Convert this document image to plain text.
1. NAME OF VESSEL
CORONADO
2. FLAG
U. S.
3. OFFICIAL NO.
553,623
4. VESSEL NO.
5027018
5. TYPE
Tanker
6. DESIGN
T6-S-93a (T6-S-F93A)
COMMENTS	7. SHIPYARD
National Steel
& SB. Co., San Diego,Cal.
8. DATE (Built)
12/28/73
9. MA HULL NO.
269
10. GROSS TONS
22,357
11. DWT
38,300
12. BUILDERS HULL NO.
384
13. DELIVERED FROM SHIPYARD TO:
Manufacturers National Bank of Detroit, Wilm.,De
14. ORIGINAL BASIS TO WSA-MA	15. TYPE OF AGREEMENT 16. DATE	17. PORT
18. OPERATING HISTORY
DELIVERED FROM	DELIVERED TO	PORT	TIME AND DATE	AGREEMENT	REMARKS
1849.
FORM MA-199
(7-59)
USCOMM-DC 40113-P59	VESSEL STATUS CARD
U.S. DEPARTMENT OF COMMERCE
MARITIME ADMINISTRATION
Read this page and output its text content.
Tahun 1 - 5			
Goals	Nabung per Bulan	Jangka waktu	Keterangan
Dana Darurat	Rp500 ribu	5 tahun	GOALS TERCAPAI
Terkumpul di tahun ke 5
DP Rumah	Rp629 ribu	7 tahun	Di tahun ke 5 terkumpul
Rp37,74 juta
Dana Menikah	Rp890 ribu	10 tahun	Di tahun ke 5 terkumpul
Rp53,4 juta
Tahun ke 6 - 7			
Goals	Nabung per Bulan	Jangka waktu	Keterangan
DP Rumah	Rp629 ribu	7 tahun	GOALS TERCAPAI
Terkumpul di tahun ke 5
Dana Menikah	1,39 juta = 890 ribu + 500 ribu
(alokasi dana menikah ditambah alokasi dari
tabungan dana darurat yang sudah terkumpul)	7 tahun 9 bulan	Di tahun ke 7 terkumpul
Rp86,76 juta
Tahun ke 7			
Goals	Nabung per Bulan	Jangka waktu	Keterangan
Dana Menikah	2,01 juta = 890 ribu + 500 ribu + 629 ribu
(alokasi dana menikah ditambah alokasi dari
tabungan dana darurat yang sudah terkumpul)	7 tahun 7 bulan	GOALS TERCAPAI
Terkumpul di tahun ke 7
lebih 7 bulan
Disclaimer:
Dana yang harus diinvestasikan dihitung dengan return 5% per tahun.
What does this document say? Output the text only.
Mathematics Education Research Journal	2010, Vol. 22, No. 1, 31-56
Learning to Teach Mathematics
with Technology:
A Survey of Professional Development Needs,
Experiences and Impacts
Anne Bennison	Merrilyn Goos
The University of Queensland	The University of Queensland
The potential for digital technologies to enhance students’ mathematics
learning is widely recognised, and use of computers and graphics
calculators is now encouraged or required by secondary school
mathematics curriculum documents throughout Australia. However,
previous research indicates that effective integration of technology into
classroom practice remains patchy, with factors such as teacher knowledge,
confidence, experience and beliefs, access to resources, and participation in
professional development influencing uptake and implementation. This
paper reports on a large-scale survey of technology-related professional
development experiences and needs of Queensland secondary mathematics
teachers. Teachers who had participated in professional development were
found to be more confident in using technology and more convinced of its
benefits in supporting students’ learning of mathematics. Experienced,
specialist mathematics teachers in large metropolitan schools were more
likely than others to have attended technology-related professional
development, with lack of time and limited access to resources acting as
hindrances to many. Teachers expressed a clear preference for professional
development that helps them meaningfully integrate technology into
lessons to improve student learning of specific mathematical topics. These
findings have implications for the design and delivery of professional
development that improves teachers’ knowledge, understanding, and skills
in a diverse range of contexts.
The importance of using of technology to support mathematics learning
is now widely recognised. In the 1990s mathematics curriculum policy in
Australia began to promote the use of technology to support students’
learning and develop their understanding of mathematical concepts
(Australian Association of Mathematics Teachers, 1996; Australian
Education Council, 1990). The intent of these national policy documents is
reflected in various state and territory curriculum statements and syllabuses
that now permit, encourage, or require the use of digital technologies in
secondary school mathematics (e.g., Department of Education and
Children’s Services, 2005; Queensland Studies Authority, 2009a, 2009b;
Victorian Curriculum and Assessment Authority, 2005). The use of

WORK INSTRUCTIONS
Filter the entries above down to the lines containing the word "Queensland".

RIGHT ANSWER
The University of Queensland	The University of Queensland
development experiences and needs of Queensland secondary mathematics
Children’s Services, 2005; Queensland Studies Authority, 2009a, 2009b;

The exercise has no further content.